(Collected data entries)
⁂

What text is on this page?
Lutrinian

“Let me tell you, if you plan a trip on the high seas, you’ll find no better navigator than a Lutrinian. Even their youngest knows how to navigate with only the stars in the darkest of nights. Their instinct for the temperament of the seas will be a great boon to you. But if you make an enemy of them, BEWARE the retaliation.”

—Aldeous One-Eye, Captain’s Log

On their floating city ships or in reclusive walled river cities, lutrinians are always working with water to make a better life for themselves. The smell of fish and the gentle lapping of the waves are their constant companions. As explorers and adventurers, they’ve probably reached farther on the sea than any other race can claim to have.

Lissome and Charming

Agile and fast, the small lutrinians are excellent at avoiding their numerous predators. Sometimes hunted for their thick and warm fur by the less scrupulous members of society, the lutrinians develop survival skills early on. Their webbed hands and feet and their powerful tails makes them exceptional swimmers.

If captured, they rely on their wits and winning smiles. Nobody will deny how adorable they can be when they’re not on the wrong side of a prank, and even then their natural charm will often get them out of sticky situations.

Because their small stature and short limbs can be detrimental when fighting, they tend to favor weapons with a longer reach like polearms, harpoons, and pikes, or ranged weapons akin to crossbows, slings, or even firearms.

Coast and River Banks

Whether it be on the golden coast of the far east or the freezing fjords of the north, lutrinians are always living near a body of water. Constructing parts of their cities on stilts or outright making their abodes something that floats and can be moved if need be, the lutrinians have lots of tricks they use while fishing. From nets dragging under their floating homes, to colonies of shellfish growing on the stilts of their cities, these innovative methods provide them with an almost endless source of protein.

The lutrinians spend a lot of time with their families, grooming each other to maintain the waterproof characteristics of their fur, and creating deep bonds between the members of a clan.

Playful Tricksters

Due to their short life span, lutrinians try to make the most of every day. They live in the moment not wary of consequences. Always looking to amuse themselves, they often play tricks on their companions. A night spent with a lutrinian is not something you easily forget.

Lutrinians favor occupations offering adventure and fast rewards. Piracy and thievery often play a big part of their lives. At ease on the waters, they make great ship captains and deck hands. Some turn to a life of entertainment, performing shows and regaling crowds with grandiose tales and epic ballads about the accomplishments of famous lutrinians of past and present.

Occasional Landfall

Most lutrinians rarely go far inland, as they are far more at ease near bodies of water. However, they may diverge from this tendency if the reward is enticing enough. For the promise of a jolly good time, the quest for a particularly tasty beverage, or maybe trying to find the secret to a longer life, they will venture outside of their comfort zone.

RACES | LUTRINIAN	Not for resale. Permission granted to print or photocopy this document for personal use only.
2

⁂

- **Task to complete**:
In full and without alteration, repeat the records.

- **Exercise result**:
What text is on this page?
Lutrinian

“Let me tell you, if you plan a trip on the high seas, you’ll find no better navigator than a Lutrinian. Even their youngest knows how to navigate with only the stars in the darkest of nights. Their instinct for the temperament of the seas will be a great boon to you. But if you make an enemy of them, BEWARE the retaliation.”

—Aldeous One-Eye, Captain’s Log

On their floating city ships or in reclusive walled river cities, lutrinians are always working with water to make a better life for themselves. The smell of fish and the gentle lapping of the waves are their constant companions. As explorers and adventurers, they’ve probably reached farther on the sea than any other race can claim to have.

Lissome and Charming

Agile and fast, the small lutrinians are excellent at avoiding their numerous predators. Sometimes hunted for their thick and warm fur by the less scrupulous members of society, the lutrinians develop survival skills early on. Their webbed hands and feet and their powerful tails makes them exceptional swimmers.

If captured, they rely on their wits and winning smiles. Nobody will deny how adorable they can be when they’re not on the wrong side of a prank, and even then their natural charm will often get them out of sticky situations.

Because their small stature and short limbs can be detrimental when fighting, they tend to favor weapons with a longer reach like polearms, harpoons, and pikes, or ranged weapons akin to crossbows, slings, or even firearms.

Coast and River Banks

Whether it be on the golden coast of the far east or the freezing fjords of the north, lutrinians are always living near a body of water. Constructing parts of their cities on stilts or outright making their abodes something that floats and can be moved if need be, the lutrinians have lots of tricks they use while fishing. From nets dragging under their floating homes, to colonies of shellfish growing on the stilts of their cities, these innovative methods provide them with an almost endless source of protein.

The lutrinians spend a lot of time with their families, grooming each other to maintain the waterproof characteristics of their fur, and creating deep bonds between the members of a clan.

Playful Tricksters

Due to their short life span, lutrinians try to make the most of every day. They live in the moment not wary of consequences. Always looking to amuse themselves, they often play tricks on their companions. A night spent with a lutrinian is not something you easily forget.

Lutrinians favor occupations offering adventure and fast rewards. Piracy and thievery often play a big part of their lives. At ease on the waters, they make great ship captains and deck hands. Some turn to a life of entertainment, performing shows and regaling crowds with grandiose tales and epic ballads about the accomplishments of famous lutrinians of past and present.

Occasional Landfall

Most lutrinians rarely go far inland, as they are far more at ease near bodies of water. However, they may diverge from this tendency if the reward is enticing enough. For the promise of a jolly good time, the quest for a particularly tasty beverage, or maybe trying to find the secret to a longer life, they will venture outside of their comfort zone.

RACES | LUTRINIAN	Not for resale. Permission granted to print or photocopy this document for personal use only.
2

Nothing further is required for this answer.